EXERCISE PROMPT
Reproduce the material verbatim, starting with its first line and ending with the line that contains "signal-a-label: A — [676, 247, 689, 267]", with that line included.

(Collected data)
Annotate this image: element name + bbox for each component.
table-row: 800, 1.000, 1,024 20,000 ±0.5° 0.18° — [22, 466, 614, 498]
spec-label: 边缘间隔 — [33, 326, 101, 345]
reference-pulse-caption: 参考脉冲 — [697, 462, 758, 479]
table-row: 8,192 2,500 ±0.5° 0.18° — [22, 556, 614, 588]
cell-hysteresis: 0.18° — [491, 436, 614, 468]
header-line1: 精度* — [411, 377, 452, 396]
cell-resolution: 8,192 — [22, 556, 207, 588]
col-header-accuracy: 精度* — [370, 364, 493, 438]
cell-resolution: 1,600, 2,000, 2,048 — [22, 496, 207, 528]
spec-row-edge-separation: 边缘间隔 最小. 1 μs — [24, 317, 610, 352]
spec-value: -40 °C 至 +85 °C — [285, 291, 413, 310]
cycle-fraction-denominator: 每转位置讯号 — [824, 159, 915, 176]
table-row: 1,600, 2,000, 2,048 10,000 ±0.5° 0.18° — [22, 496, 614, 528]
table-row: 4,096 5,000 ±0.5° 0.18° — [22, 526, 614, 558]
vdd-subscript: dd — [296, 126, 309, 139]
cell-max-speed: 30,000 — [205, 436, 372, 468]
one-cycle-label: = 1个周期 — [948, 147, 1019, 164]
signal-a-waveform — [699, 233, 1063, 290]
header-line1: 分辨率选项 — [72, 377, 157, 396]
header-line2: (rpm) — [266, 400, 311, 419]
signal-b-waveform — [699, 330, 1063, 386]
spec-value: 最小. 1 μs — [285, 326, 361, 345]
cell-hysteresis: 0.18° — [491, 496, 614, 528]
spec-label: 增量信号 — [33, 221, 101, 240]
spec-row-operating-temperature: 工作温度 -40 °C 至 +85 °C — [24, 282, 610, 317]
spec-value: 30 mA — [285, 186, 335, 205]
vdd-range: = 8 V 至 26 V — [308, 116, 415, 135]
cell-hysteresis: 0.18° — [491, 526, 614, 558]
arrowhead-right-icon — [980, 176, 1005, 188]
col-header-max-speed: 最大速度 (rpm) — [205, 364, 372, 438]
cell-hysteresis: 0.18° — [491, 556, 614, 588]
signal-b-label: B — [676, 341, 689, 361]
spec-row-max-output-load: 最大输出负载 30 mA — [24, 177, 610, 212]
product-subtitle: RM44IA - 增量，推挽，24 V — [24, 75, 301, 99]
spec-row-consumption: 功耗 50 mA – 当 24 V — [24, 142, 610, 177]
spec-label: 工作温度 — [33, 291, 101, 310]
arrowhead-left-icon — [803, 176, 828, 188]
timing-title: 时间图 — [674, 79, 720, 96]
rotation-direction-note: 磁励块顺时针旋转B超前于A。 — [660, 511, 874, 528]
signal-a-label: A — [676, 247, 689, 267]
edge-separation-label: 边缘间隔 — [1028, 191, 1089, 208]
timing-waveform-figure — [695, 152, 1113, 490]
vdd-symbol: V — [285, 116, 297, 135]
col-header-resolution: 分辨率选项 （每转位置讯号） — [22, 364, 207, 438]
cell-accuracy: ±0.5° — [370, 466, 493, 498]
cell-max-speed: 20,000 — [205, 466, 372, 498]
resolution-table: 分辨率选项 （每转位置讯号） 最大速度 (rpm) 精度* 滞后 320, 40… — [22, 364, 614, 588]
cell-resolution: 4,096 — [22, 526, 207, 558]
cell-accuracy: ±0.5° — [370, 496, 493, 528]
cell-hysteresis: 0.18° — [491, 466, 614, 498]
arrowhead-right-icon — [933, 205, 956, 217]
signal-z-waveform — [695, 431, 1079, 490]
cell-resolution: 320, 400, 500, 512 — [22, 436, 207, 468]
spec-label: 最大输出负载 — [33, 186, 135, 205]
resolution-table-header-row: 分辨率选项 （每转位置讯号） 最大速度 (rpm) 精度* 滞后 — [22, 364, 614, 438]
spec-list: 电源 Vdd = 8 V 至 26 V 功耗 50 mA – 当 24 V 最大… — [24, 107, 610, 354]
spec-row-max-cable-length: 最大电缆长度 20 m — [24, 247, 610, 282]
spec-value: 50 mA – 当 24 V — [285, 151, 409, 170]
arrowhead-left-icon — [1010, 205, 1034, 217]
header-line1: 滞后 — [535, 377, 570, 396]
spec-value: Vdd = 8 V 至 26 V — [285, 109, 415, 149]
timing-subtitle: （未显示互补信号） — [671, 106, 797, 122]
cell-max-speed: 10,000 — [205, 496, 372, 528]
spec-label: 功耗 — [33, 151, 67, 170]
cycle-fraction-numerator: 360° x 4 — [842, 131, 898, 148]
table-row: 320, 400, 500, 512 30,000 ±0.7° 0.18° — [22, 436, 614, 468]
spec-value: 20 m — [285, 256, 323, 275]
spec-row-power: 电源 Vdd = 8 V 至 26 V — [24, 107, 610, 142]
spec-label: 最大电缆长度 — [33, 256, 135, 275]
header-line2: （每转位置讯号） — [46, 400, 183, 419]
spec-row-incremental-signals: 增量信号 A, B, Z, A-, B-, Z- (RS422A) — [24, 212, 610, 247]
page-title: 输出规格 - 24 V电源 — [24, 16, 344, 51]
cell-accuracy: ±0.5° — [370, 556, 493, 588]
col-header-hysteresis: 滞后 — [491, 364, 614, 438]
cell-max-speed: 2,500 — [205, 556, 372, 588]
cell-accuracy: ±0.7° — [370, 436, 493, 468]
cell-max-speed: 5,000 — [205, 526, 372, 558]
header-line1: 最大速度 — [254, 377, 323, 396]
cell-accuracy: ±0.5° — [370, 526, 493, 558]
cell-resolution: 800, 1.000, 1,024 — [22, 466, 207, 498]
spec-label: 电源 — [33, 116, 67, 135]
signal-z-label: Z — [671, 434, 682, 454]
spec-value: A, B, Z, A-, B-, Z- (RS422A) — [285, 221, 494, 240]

FULL ANSWER
Annotate this image: element name + bbox for each component.
table-row: 800, 1.000, 1,024 20,000 ±0.5° 0.18° — [22, 466, 614, 498]
spec-label: 边缘间隔 — [33, 326, 101, 345]
reference-pulse-caption: 参考脉冲 — [697, 462, 758, 479]
table-row: 8,192 2,500 ±0.5° 0.18° — [22, 556, 614, 588]
cell-hysteresis: 0.18° — [491, 436, 614, 468]
header-line1: 精度* — [411, 377, 452, 396]
cell-resolution: 8,192 — [22, 556, 207, 588]
col-header-accuracy: 精度* — [370, 364, 493, 438]
cell-resolution: 1,600, 2,000, 2,048 — [22, 496, 207, 528]
spec-row-edge-separation: 边缘间隔 最小. 1 μs — [24, 317, 610, 352]
spec-value: -40 °C 至 +85 °C — [285, 291, 413, 310]
cycle-fraction-denominator: 每转位置讯号 — [824, 159, 915, 176]
table-row: 1,600, 2,000, 2,048 10,000 ±0.5° 0.18° — [22, 496, 614, 528]
table-row: 4,096 5,000 ±0.5° 0.18° — [22, 526, 614, 558]
vdd-subscript: dd — [296, 126, 309, 139]
cell-max-speed: 30,000 — [205, 436, 372, 468]
one-cycle-label: = 1个周期 — [948, 147, 1019, 164]
signal-a-waveform — [699, 233, 1063, 290]
header-line1: 分辨率选项 — [72, 377, 157, 396]
header-line2: (rpm) — [266, 400, 311, 419]
signal-b-waveform — [699, 330, 1063, 386]
spec-value: 最小. 1 μs — [285, 326, 361, 345]
cell-hysteresis: 0.18° — [491, 496, 614, 528]
spec-label: 增量信号 — [33, 221, 101, 240]
spec-row-operating-temperature: 工作温度 -40 °C 至 +85 °C — [24, 282, 610, 317]
spec-value: 30 mA — [285, 186, 335, 205]
vdd-range: = 8 V 至 26 V — [308, 116, 415, 135]
cell-hysteresis: 0.18° — [491, 526, 614, 558]
arrowhead-right-icon — [980, 176, 1005, 188]
col-header-max-speed: 最大速度 (rpm) — [205, 364, 372, 438]
cell-hysteresis: 0.18° — [491, 556, 614, 588]
signal-b-label: B — [676, 341, 689, 361]
spec-row-max-output-load: 最大输出负载 30 mA — [24, 177, 610, 212]
product-subtitle: RM44IA - 增量，推挽，24 V — [24, 75, 301, 99]
spec-row-consumption: 功耗 50 mA – 当 24 V — [24, 142, 610, 177]
spec-label: 工作温度 — [33, 291, 101, 310]
arrowhead-left-icon — [803, 176, 828, 188]
timing-title: 时间图 — [674, 79, 720, 96]
rotation-direction-note: 磁励块顺时针旋转B超前于A。 — [660, 511, 874, 528]
signal-a-label: A — [676, 247, 689, 267]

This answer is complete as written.